[START OF Source records]

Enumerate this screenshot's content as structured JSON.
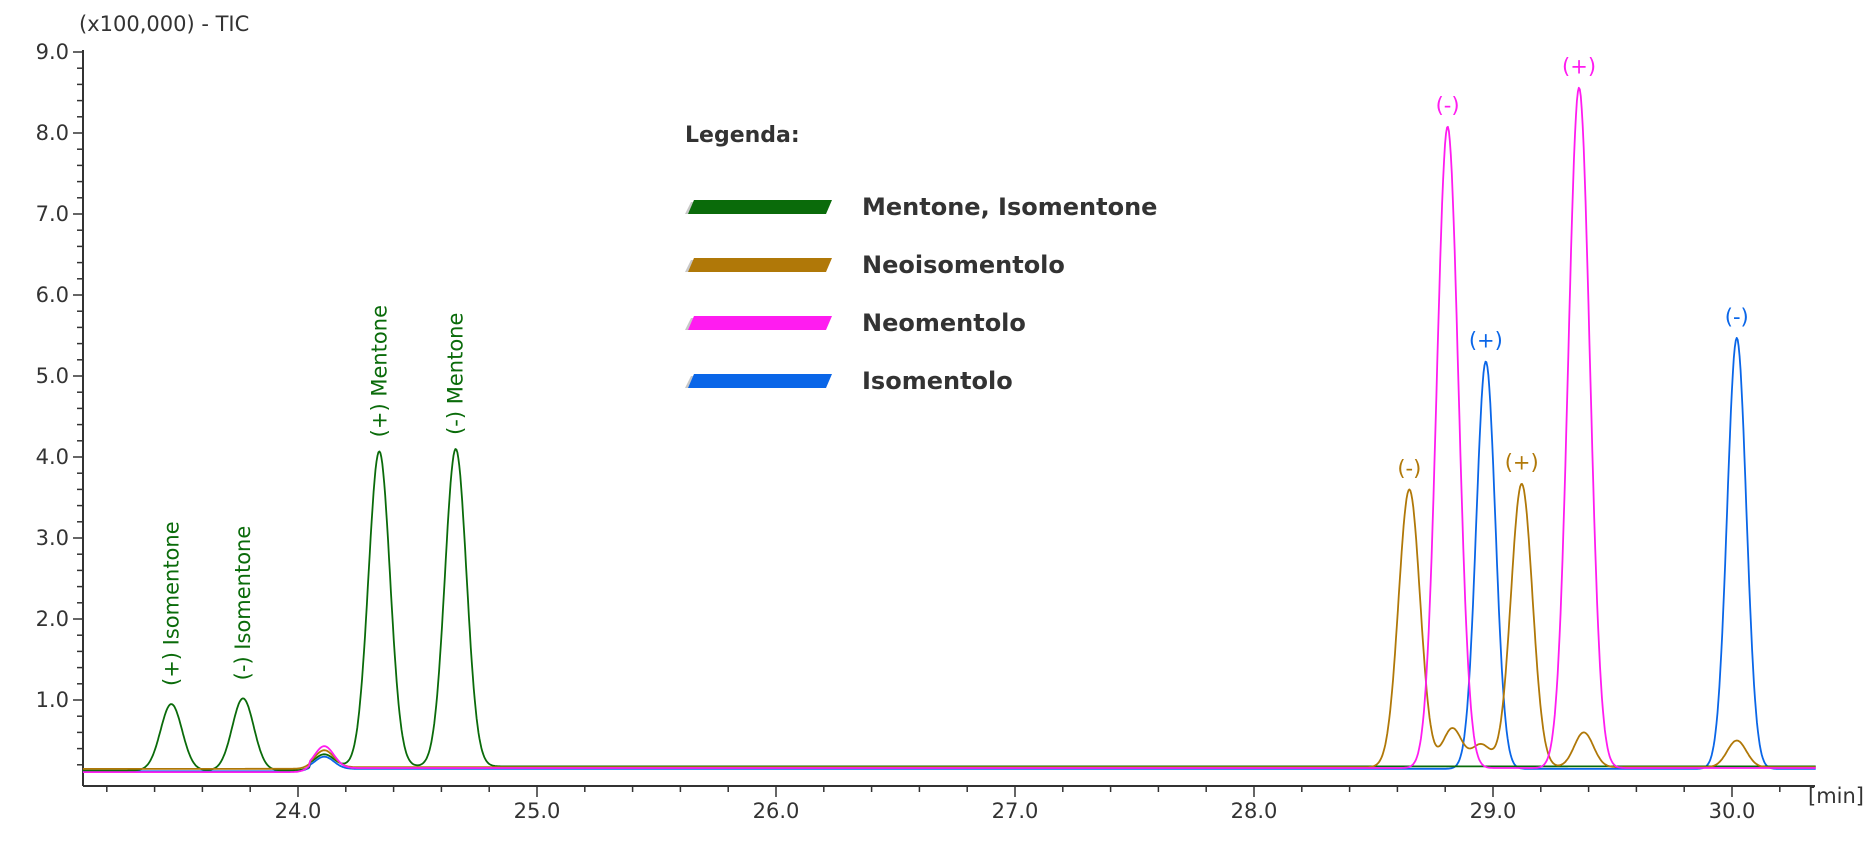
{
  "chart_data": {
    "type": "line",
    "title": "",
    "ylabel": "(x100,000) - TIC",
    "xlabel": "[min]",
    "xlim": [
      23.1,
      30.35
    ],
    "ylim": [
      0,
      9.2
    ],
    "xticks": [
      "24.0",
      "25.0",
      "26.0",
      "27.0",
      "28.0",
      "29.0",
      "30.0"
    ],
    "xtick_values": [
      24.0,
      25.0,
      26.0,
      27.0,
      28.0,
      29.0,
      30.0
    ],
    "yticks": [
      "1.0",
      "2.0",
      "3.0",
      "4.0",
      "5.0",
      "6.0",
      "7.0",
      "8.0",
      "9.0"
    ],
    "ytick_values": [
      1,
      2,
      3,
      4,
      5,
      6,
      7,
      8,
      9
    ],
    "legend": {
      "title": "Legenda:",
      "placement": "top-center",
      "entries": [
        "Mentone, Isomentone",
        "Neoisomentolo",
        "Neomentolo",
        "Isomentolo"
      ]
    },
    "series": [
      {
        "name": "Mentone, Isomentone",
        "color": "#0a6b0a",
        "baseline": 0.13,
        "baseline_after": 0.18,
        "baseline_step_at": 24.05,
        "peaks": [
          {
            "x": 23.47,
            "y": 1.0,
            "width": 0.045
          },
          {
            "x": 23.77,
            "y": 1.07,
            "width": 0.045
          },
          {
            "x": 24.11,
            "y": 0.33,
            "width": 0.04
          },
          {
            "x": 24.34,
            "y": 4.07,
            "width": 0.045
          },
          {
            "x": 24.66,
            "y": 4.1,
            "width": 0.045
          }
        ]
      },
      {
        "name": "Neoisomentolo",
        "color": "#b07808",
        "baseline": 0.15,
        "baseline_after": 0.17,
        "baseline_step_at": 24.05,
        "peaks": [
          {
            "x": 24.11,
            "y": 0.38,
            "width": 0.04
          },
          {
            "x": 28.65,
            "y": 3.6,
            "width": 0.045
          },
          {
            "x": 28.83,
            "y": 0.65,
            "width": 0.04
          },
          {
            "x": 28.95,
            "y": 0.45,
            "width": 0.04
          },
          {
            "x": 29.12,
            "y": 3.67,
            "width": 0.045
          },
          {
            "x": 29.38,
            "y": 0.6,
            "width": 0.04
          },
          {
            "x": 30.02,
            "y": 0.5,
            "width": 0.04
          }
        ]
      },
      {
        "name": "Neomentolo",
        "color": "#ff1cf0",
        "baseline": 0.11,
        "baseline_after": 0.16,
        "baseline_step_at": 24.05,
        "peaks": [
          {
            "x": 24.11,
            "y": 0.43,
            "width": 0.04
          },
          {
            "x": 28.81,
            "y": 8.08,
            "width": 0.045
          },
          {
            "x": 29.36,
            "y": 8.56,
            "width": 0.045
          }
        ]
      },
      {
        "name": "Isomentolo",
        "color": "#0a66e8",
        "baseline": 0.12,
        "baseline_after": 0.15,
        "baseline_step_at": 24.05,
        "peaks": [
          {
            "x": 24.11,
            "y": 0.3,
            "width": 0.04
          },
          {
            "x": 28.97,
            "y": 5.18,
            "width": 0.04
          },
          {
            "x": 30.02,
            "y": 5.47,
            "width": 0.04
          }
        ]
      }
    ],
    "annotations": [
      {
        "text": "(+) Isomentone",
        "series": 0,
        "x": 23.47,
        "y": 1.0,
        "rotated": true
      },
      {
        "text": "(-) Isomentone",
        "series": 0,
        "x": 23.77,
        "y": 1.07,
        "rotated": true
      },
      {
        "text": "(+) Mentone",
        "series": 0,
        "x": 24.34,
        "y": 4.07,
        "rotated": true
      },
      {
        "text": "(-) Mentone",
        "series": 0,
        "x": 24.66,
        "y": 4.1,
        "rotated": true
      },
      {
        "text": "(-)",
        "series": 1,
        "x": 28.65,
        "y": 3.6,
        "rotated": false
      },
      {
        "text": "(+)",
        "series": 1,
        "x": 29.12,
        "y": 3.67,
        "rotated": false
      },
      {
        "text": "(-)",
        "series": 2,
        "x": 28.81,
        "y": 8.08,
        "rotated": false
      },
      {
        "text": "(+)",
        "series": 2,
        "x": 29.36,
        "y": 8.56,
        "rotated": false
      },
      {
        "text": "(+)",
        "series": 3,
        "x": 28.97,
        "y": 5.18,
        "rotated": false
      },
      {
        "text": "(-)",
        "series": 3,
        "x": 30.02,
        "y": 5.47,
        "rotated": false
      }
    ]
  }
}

[END OF Source records]

> **Stated exercise**
Reproduce the full listing faithfully, but do not carry over any pictures.

> **Task answer**
Enumerate this screenshot's content as structured JSON.
{
  "chart_data": {
    "type": "line",
    "title": "",
    "ylabel": "(x100,000) - TIC",
    "xlabel": "[min]",
    "xlim": [
      23.1,
      30.35
    ],
    "ylim": [
      0,
      9.2
    ],
    "xticks": [
      "24.0",
      "25.0",
      "26.0",
      "27.0",
      "28.0",
      "29.0",
      "30.0"
    ],
    "xtick_values": [
      24.0,
      25.0,
      26.0,
      27.0,
      28.0,
      29.0,
      30.0
    ],
    "yticks": [
      "1.0",
      "2.0",
      "3.0",
      "4.0",
      "5.0",
      "6.0",
      "7.0",
      "8.0",
      "9.0"
    ],
    "ytick_values": [
      1,
      2,
      3,
      4,
      5,
      6,
      7,
      8,
      9
    ],
    "legend": {
      "title": "Legenda:",
      "placement": "top-center",
      "entries": [
        "Mentone, Isomentone",
        "Neoisomentolo",
        "Neomentolo",
        "Isomentolo"
      ]
    },
    "series": [
      {
        "name": "Mentone, Isomentone",
        "color": "#0a6b0a",
        "baseline": 0.13,
        "baseline_after": 0.18,
        "baseline_step_at": 24.05,
        "peaks": [
          {
            "x": 23.47,
            "y": 1.0,
            "width": 0.045
          },
          {
            "x": 23.77,
            "y": 1.07,
            "width": 0.045
          },
          {
            "x": 24.11,
            "y": 0.33,
            "width": 0.04
          },
          {
            "x": 24.34,
            "y": 4.07,
            "width": 0.045
          },
          {
            "x": 24.66,
            "y": 4.1,
            "width": 0.045
          }
        ]
      },
      {
        "name": "Neoisomentolo",
        "color": "#b07808",
        "baseline": 0.15,
        "baseline_after": 0.17,
        "baseline_step_at": 24.05,
        "peaks": [
          {
            "x": 24.11,
            "y": 0.38,
            "width": 0.04
          },
          {
            "x": 28.65,
            "y": 3.6,
            "width": 0.045
          },
          {
            "x": 28.83,
            "y": 0.65,
            "width": 0.04
          },
          {
            "x": 28.95,
            "y": 0.45,
            "width": 0.04
          },
          {
            "x": 29.12,
            "y": 3.67,
            "width": 0.045
          },
          {
            "x": 29.38,
            "y": 0.6,
            "width": 0.04
          },
          {
            "x": 30.02,
            "y": 0.5,
            "width": 0.04
          }
        ]
      },
      {
        "name": "Neomentolo",
        "color": "#ff1cf0",
        "baseline": 0.11,
        "baseline_after": 0.16,
        "baseline_step_at": 24.05,
        "peaks": [
          {
            "x": 24.11,
            "y": 0.43,
            "width": 0.04
          },
          {
            "x": 28.81,
            "y": 8.08,
            "width": 0.045
          },
          {
            "x": 29.36,
            "y": 8.56,
            "width": 0.045
          }
        ]
      },
      {
        "name": "Isomentolo",
        "color": "#0a66e8",
        "baseline": 0.12,
        "baseline_after": 0.15,
        "baseline_step_at": 24.05,
        "peaks": [
          {
            "x": 24.11,
            "y": 0.3,
            "width": 0.04
          },
          {
            "x": 28.97,
            "y": 5.18,
            "width": 0.04
          },
          {
            "x": 30.02,
            "y": 5.47,
            "width": 0.04
          }
        ]
      }
    ],
    "annotations": [
      {
        "text": "(+) Isomentone",
        "series": 0,
        "x": 23.47,
        "y": 1.0,
        "rotated": true
      },
      {
        "text": "(-) Isomentone",
        "series": 0,
        "x": 23.77,
        "y": 1.07,
        "rotated": true
      },
      {
        "text": "(+) Mentone",
        "series": 0,
        "x": 24.34,
        "y": 4.07,
        "rotated": true
      },
      {
        "text": "(-) Mentone",
        "series": 0,
        "x": 24.66,
        "y": 4.1,
        "rotated": true
      },
      {
        "text": "(-)",
        "series": 1,
        "x": 28.65,
        "y": 3.6,
        "rotated": false
      },
      {
        "text": "(+)",
        "series": 1,
        "x": 29.12,
        "y": 3.67,
        "rotated": false
      },
      {
        "text": "(-)",
        "series": 2,
        "x": 28.81,
        "y": 8.08,
        "rotated": false
      },
      {
        "text": "(+)",
        "series": 2,
        "x": 29.36,
        "y": 8.56,
        "rotated": false
      },
      {
        "text": "(+)",
        "series": 3,
        "x": 28.97,
        "y": 5.18,
        "rotated": false
      },
      {
        "text": "(-)",
        "series": 3,
        "x": 30.02,
        "y": 5.47,
        "rotated": false
      }
    ]
  }
}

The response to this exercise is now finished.